# Part of a data file
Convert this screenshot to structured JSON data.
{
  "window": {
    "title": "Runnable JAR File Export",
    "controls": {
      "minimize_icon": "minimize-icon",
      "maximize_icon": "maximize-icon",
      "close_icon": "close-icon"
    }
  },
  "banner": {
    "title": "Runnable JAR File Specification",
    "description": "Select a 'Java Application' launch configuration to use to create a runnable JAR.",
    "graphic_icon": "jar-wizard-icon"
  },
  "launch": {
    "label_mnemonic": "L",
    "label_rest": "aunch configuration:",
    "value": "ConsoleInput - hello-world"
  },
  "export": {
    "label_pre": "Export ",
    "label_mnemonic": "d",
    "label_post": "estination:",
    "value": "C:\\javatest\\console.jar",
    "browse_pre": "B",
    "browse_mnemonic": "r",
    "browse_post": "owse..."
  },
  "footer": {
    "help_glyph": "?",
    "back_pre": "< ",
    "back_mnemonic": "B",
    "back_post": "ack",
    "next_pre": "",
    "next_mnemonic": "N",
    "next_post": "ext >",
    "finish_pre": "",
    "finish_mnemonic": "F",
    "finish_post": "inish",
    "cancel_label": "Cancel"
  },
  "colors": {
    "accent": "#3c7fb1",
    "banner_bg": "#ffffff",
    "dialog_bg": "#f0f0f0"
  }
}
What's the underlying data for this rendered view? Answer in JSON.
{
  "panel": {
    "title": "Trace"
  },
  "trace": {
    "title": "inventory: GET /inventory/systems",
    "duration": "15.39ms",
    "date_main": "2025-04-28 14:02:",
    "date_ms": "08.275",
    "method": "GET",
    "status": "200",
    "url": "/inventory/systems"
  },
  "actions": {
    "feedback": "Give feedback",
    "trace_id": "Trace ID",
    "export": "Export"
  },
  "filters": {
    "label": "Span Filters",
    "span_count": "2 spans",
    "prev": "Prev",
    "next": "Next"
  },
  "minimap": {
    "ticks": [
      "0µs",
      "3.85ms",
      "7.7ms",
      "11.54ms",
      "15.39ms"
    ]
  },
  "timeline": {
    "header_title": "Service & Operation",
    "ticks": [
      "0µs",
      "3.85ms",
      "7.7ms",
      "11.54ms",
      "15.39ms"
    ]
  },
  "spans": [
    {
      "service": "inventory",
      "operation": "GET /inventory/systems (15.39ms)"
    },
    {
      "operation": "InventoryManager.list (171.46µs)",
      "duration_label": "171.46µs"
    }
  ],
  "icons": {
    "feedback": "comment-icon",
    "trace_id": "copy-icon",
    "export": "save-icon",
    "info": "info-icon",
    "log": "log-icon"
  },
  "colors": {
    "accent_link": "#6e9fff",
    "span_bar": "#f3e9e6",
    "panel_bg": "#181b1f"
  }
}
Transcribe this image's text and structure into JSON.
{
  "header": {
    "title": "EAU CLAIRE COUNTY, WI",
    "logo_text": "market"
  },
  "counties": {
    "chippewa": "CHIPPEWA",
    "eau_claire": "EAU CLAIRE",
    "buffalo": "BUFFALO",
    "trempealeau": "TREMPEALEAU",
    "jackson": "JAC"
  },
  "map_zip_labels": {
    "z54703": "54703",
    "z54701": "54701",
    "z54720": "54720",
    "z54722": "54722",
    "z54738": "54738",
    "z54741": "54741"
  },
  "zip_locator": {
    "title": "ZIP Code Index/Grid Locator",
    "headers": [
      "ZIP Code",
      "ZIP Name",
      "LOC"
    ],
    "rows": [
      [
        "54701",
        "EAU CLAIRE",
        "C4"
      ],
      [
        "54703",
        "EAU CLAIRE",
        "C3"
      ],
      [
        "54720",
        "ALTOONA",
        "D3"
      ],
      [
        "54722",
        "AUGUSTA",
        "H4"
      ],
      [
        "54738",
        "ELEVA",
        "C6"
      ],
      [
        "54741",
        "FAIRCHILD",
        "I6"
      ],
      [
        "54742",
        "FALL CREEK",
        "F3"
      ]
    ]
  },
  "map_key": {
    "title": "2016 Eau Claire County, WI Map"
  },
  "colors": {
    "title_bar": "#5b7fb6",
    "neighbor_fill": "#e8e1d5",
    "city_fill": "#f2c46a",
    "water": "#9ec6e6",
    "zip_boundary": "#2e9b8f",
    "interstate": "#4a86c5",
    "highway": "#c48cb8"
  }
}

# WHAT YOU SHOULD DO
Repeat all of the entries exactly.

# WRITTEN RESPONSE
Convert this screenshot to structured JSON data.
{
  "window": {
    "title": "Runnable JAR File Export",
    "controls": {
      "minimize_icon": "minimize-icon",
      "maximize_icon": "maximize-icon",
      "close_icon": "close-icon"
    }
  },
  "banner": {
    "title": "Runnable JAR File Specification",
    "description": "Select a 'Java Application' launch configuration to use to create a runnable JAR.",
    "graphic_icon": "jar-wizard-icon"
  },
  "launch": {
    "label_mnemonic": "L",
    "label_rest": "aunch configuration:",
    "value": "ConsoleInput - hello-world"
  },
  "export": {
    "label_pre": "Export ",
    "label_mnemonic": "d",
    "label_post": "estination:",
    "value": "C:\\javatest\\console.jar",
    "browse_pre": "B",
    "browse_mnemonic": "r",
    "browse_post": "owse..."
  },
  "footer": {
    "help_glyph": "?",
    "back_pre": "< ",
    "back_mnemonic": "B",
    "back_post": "ack",
    "next_pre": "",
    "next_mnemonic": "N",
    "next_post": "ext >",
    "finish_pre": "",
    "finish_mnemonic": "F",
    "finish_post": "inish",
    "cancel_label": "Cancel"
  },
  "colors": {
    "accent": "#3c7fb1",
    "banner_bg": "#ffffff",
    "dialog_bg": "#f0f0f0"
  }
}
What's the underlying data for this rendered view? Answer in JSON.
{
  "panel": {
    "title": "Trace"
  },
  "trace": {
    "title": "inventory: GET /inventory/systems",
    "duration": "15.39ms",
    "date_main": "2025-04-28 14:02:",
    "date_ms": "08.275",
    "method": "GET",
    "status": "200",
    "url": "/inventory/systems"
  },
  "actions": {
    "feedback": "Give feedback",
    "trace_id": "Trace ID",
    "export": "Export"
  },
  "filters": {
    "label": "Span Filters",
    "span_count": "2 spans",
    "prev": "Prev",
    "next": "Next"
  },
  "minimap": {
    "ticks": [
      "0µs",
      "3.85ms",
      "7.7ms",
      "11.54ms",
      "15.39ms"
    ]
  },
  "timeline": {
    "header_title": "Service & Operation",
    "ticks": [
      "0µs",
      "3.85ms",
      "7.7ms",
      "11.54ms",
      "15.39ms"
    ]
  },
  "spans": [
    {
      "service": "inventory",
      "operation": "GET /inventory/systems (15.39ms)"
    },
    {
      "operation": "InventoryManager.list (171.46µs)",
      "duration_label": "171.46µs"
    }
  ],
  "icons": {
    "feedback": "comment-icon",
    "trace_id": "copy-icon",
    "export": "save-icon",
    "info": "info-icon",
    "log": "log-icon"
  },
  "colors": {
    "accent_link": "#6e9fff",
    "span_bar": "#f3e9e6",
    "panel_bg": "#181b1f"
  }
}
Transcribe this image's text and structure into JSON.
{
  "header": {
    "title": "EAU CLAIRE COUNTY, WI",
    "logo_text": "market"
  },
  "counties": {
    "chippewa": "CHIPPEWA",
    "eau_claire": "EAU CLAIRE",
    "buffalo": "BUFFALO",
    "trempealeau": "TREMPEALEAU",
    "jackson": "JAC"
  },
  "map_zip_labels": {
    "z54703": "54703",
    "z54701": "54701",
    "z54720": "54720",
    "z54722": "54722",
    "z54738": "54738",
    "z54741": "54741"
  },
  "zip_locator": {
    "title": "ZIP Code Index/Grid Locator",
    "headers": [
      "ZIP Code",
      "ZIP Name",
      "LOC"
    ],
    "rows": [
      [
        "54701",
        "EAU CLAIRE",
        "C4"
      ],
      [
        "54703",
        "EAU CLAIRE",
        "C3"
      ],
      [
        "54720",
        "ALTOONA",
        "D3"
      ],
      [
        "54722",
        "AUGUSTA",
        "H4"
      ],
      [
        "54738",
        "ELEVA",
        "C6"
      ],
      [
        "54741",
        "FAIRCHILD",
        "I6"
      ],
      [
        "54742",
        "FALL CREEK",
        "F3"
      ]
    ]
  },
  "map_key": {
    "title": "2016 Eau Claire County, WI Map"
  },
  "colors": {
    "title_bar": "#5b7fb6",
    "neighbor_fill": "#e8e1d5",
    "city_fill": "#f2c46a",
    "water": "#9ec6e6",
    "zip_boundary": "#2e9b8f",
    "interstate": "#4a86c5",
    "highway": "#c48cb8"
  }
}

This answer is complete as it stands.